§ **What the task asks**: Which lines in the records below contain the word "ylabel"? Copy each one out.
━━━━━ Working data ━━━━━
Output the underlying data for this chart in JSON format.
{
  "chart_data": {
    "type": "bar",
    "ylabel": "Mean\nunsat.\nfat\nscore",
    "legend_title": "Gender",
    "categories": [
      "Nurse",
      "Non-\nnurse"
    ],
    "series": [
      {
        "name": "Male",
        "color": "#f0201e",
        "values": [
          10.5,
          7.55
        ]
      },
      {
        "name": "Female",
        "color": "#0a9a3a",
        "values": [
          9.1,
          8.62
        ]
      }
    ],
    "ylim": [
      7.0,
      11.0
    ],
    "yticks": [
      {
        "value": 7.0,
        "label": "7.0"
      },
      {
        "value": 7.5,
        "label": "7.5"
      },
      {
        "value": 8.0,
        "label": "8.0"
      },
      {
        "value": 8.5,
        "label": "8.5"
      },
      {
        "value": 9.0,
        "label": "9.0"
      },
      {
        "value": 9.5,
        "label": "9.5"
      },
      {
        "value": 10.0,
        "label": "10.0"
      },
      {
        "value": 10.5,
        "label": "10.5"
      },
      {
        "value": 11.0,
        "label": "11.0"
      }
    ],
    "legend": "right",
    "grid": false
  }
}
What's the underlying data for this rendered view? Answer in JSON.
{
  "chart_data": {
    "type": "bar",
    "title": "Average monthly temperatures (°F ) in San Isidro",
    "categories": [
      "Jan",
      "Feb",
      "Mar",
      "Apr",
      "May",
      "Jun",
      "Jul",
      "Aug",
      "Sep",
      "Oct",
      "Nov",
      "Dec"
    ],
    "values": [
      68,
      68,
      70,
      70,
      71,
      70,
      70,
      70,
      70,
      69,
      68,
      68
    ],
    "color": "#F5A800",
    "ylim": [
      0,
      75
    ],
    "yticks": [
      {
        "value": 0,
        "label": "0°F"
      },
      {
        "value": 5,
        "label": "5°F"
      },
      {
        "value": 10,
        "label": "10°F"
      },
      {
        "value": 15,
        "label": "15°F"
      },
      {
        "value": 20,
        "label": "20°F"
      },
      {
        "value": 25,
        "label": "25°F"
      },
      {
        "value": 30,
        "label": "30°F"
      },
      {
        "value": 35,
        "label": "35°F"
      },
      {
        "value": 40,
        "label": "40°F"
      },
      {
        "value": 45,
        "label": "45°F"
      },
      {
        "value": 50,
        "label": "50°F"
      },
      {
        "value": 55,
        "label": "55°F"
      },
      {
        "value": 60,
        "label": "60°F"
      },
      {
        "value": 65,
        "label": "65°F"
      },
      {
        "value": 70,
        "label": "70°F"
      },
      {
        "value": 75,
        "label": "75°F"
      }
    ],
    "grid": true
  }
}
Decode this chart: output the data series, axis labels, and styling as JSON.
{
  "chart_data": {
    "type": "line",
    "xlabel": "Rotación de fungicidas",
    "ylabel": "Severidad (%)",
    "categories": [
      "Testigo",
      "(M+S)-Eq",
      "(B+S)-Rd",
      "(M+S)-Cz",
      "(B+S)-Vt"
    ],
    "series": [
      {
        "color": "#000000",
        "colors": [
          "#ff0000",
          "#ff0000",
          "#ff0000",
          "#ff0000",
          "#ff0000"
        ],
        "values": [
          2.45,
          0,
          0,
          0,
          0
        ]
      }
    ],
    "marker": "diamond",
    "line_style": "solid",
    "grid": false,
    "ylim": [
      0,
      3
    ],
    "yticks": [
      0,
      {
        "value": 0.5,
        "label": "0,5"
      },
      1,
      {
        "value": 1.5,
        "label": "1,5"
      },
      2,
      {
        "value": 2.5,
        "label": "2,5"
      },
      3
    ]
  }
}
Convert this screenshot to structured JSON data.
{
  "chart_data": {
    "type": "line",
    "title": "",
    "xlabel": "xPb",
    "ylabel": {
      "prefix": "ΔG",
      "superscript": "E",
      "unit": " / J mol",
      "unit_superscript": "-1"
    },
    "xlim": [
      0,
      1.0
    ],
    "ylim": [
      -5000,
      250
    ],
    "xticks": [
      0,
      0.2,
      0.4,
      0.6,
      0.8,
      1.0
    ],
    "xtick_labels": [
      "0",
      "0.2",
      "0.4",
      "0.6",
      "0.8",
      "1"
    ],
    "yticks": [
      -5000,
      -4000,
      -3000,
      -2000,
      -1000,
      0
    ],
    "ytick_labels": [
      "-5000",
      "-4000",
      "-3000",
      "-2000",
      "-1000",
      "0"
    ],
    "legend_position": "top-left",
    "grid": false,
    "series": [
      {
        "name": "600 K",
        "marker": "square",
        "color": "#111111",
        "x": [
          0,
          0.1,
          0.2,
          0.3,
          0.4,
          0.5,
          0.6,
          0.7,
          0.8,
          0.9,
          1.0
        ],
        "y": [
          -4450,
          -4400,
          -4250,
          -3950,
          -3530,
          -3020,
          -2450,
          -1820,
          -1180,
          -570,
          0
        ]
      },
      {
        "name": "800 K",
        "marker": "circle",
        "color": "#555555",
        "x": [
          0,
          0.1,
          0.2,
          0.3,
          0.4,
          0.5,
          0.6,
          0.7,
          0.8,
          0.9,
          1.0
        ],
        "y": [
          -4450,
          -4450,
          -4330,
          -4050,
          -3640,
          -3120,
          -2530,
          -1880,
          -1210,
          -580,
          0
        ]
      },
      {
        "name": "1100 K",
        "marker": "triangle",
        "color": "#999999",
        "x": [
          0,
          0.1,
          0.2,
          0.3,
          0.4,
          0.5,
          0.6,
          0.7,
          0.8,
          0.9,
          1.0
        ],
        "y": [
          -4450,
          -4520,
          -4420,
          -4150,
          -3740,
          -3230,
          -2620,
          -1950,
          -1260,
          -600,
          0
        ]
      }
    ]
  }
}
━━━━━
§ **Completed exercise**:
    "ylabel": "Mean\nunsat.\nfat\nscore",
    "ylabel": "Severidad (%)",
    "ylabel": {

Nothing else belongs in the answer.